▼

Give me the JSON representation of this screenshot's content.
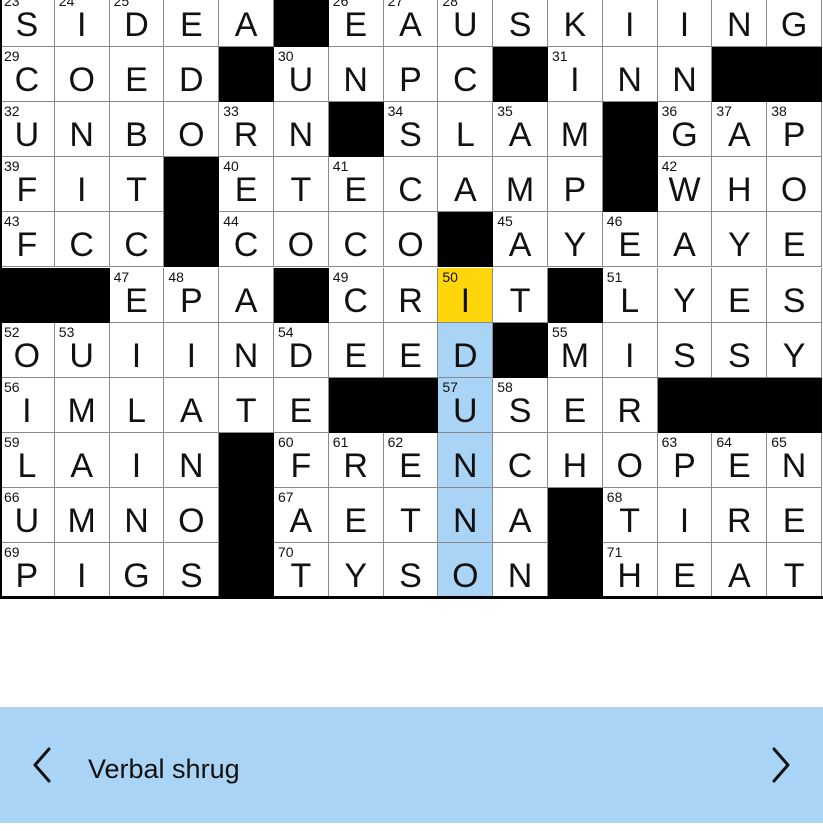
{
  "puzzle": {
    "rows": [
      "SIDEA#EAUSKIING",
      "COED#UNPC#INN##",
      "UNBORN#SLAM#GAP",
      "FIT#ETECAMP#WHO",
      "FCC#COCO#AYEAYE",
      "##EPA#CRIT#LYES",
      "OUIINDEED#MISSY",
      "IMLATE##USER###",
      "LAIN#FRENCHOPEN",
      "UMNO#AETNA#TIRE",
      "PIGS#TYSON#HEAT"
    ],
    "numbers": [
      [
        "23",
        "24",
        "25",
        "",
        "",
        "",
        "26",
        "27",
        "28",
        "",
        "",
        "",
        "",
        "",
        ""
      ],
      [
        "29",
        "",
        "",
        "",
        "",
        "30",
        "",
        "",
        "",
        "",
        "31",
        "",
        "",
        "",
        ""
      ],
      [
        "32",
        "",
        "",
        "",
        "33",
        "",
        "",
        "34",
        "",
        "35",
        "",
        "",
        "36",
        "37",
        "38"
      ],
      [
        "39",
        "",
        "",
        "",
        "40",
        "",
        "41",
        "",
        "",
        "",
        "",
        "",
        "42",
        "",
        ""
      ],
      [
        "43",
        "",
        "",
        "",
        "44",
        "",
        "",
        "",
        "",
        "45",
        "",
        "46",
        "",
        "",
        ""
      ],
      [
        "",
        "",
        "47",
        "48",
        "",
        "",
        "49",
        "",
        "50",
        "",
        "",
        "51",
        "",
        "",
        ""
      ],
      [
        "52",
        "53",
        "",
        "",
        "",
        "54",
        "",
        "",
        "",
        "",
        "55",
        "",
        "",
        "",
        ""
      ],
      [
        "56",
        "",
        "",
        "",
        "",
        "",
        "",
        "",
        "57",
        "58",
        "",
        "",
        "",
        "",
        ""
      ],
      [
        "59",
        "",
        "",
        "",
        "",
        "60",
        "61",
        "62",
        "",
        "",
        "",
        "",
        "63",
        "64",
        "65"
      ],
      [
        "66",
        "",
        "",
        "",
        "",
        "67",
        "",
        "",
        "",
        "",
        "",
        "68",
        "",
        "",
        ""
      ],
      [
        "69",
        "",
        "",
        "",
        "",
        "70",
        "",
        "",
        "",
        "",
        "",
        "71",
        "",
        "",
        ""
      ]
    ],
    "cursor": {
      "row": 5,
      "col": 8
    },
    "highlight_col": 8,
    "highlight_rows": [
      6,
      10
    ]
  },
  "clue": {
    "text": "Verbal shrug",
    "prev_icon": "chevron-left-icon",
    "next_icon": "chevron-right-icon"
  },
  "colors": {
    "highlight": "#a9d4f5",
    "cursor": "#ffd60a",
    "clue_bar": "#a9d4f5"
  }
}
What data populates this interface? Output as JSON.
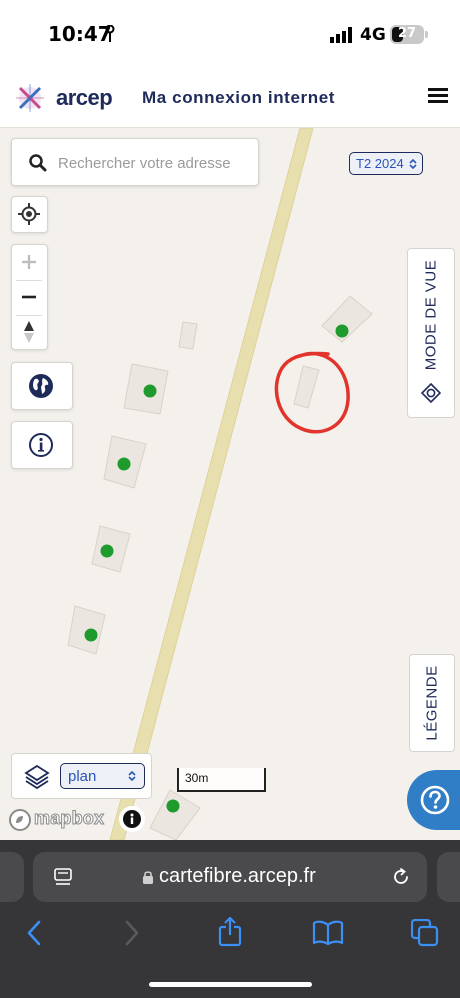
{
  "status_bar": {
    "time": "10:47",
    "network": "4G",
    "battery": "27"
  },
  "header": {
    "logo": "arcep",
    "title": "Ma connexion internet"
  },
  "search": {
    "placeholder": "Rechercher votre adresse"
  },
  "period_select": {
    "value": "T2 2024"
  },
  "view_mode": {
    "label": "MODE DE VUE"
  },
  "legend": {
    "label": "LÉGENDE"
  },
  "layer_select": {
    "value": "plan"
  },
  "scale": {
    "label": "30m"
  },
  "attribution": {
    "brand": "mapbox"
  },
  "browser": {
    "url": "cartefibre.arcep.fr"
  },
  "colors": {
    "brand": "#1e2a5a",
    "link": "#2a55b8",
    "fiber_dot": "#1f9a2c",
    "annotation": "#e2342d",
    "help": "#2f7ec6",
    "road": "#e8dfae"
  }
}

▲

:: Problem ::
Exclude the pictures, and transcribe all of the material exactly.

:: Output of the exercise ::
Give me the JSON representation of this screenshot's content.
{
  "puzzle": {
    "rows": [
      "SIDEA#EAUSKIING",
      "COED#UNPC#INN##",
      "UNBORN#SLAM#GAP",
      "FIT#ETECAMP#WHO",
      "FCC#COCO#AYEAYE",
      "##EPA#CRIT#LYES",
      "OUIINDEED#MISSY",
      "IMLATE##USER###",
      "LAIN#FRENCHOPEN",
      "UMNO#AETNA#TIRE",
      "PIGS#TYSON#HEAT"
    ],
    "numbers": [
      [
        "23",
        "24",
        "25",
        "",
        "",
        "",
        "26",
        "27",
        "28",
        "",
        "",
        "",
        "",
        "",
        ""
      ],
      [
        "29",
        "",
        "",
        "",
        "",
        "30",
        "",
        "",
        "",
        "",
        "31",
        "",
        "",
        "",
        ""
      ],
      [
        "32",
        "",
        "",
        "",
        "33",
        "",
        "",
        "34",
        "",
        "35",
        "",
        "",
        "36",
        "37",
        "38"
      ],
      [
        "39",
        "",
        "",
        "",
        "40",
        "",
        "41",
        "",
        "",
        "",
        "",
        "",
        "42",
        "",
        ""
      ],
      [
        "43",
        "",
        "",
        "",
        "44",
        "",
        "",
        "",
        "",
        "45",
        "",
        "46",
        "",
        "",
        ""
      ],
      [
        "",
        "",
        "47",
        "48",
        "",
        "",
        "49",
        "",
        "50",
        "",
        "",
        "51",
        "",
        "",
        ""
      ],
      [
        "52",
        "53",
        "",
        "",
        "",
        "54",
        "",
        "",
        "",
        "",
        "55",
        "",
        "",
        "",
        ""
      ],
      [
        "56",
        "",
        "",
        "",
        "",
        "",
        "",
        "",
        "57",
        "58",
        "",
        "",
        "",
        "",
        ""
      ],
      [
        "59",
        "",
        "",
        "",
        "",
        "60",
        "61",
        "62",
        "",
        "",
        "",
        "",
        "63",
        "64",
        "65"
      ],
      [
        "66",
        "",
        "",
        "",
        "",
        "67",
        "",
        "",
        "",
        "",
        "",
        "68",
        "",
        "",
        ""
      ],
      [
        "69",
        "",
        "",
        "",
        "",
        "70",
        "",
        "",
        "",
        "",
        "",
        "71",
        "",
        "",
        ""
      ]
    ],
    "cursor": {
      "row": 5,
      "col": 8
    },
    "highlight_col": 8,
    "highlight_rows": [
      6,
      10
    ]
  },
  "clue": {
    "text": "Verbal shrug",
    "prev_icon": "chevron-left-icon",
    "next_icon": "chevron-right-icon"
  },
  "colors": {
    "highlight": "#a9d4f5",
    "cursor": "#ffd60a",
    "clue_bar": "#a9d4f5"
  }
}
What data populates this interface? Output as JSON.
{
  "status_bar": {
    "time": "10:47",
    "network": "4G",
    "battery": "27"
  },
  "header": {
    "logo": "arcep",
    "title": "Ma connexion internet"
  },
  "search": {
    "placeholder": "Rechercher votre adresse"
  },
  "period_select": {
    "value": "T2 2024"
  },
  "view_mode": {
    "label": "MODE DE VUE"
  },
  "legend": {
    "label": "LÉGENDE"
  },
  "layer_select": {
    "value": "plan"
  },
  "scale": {
    "label": "30m"
  },
  "attribution": {
    "brand": "mapbox"
  },
  "browser": {
    "url": "cartefibre.arcep.fr"
  },
  "colors": {
    "brand": "#1e2a5a",
    "link": "#2a55b8",
    "fiber_dot": "#1f9a2c",
    "annotation": "#e2342d",
    "help": "#2f7ec6",
    "road": "#e8dfae"
  }
}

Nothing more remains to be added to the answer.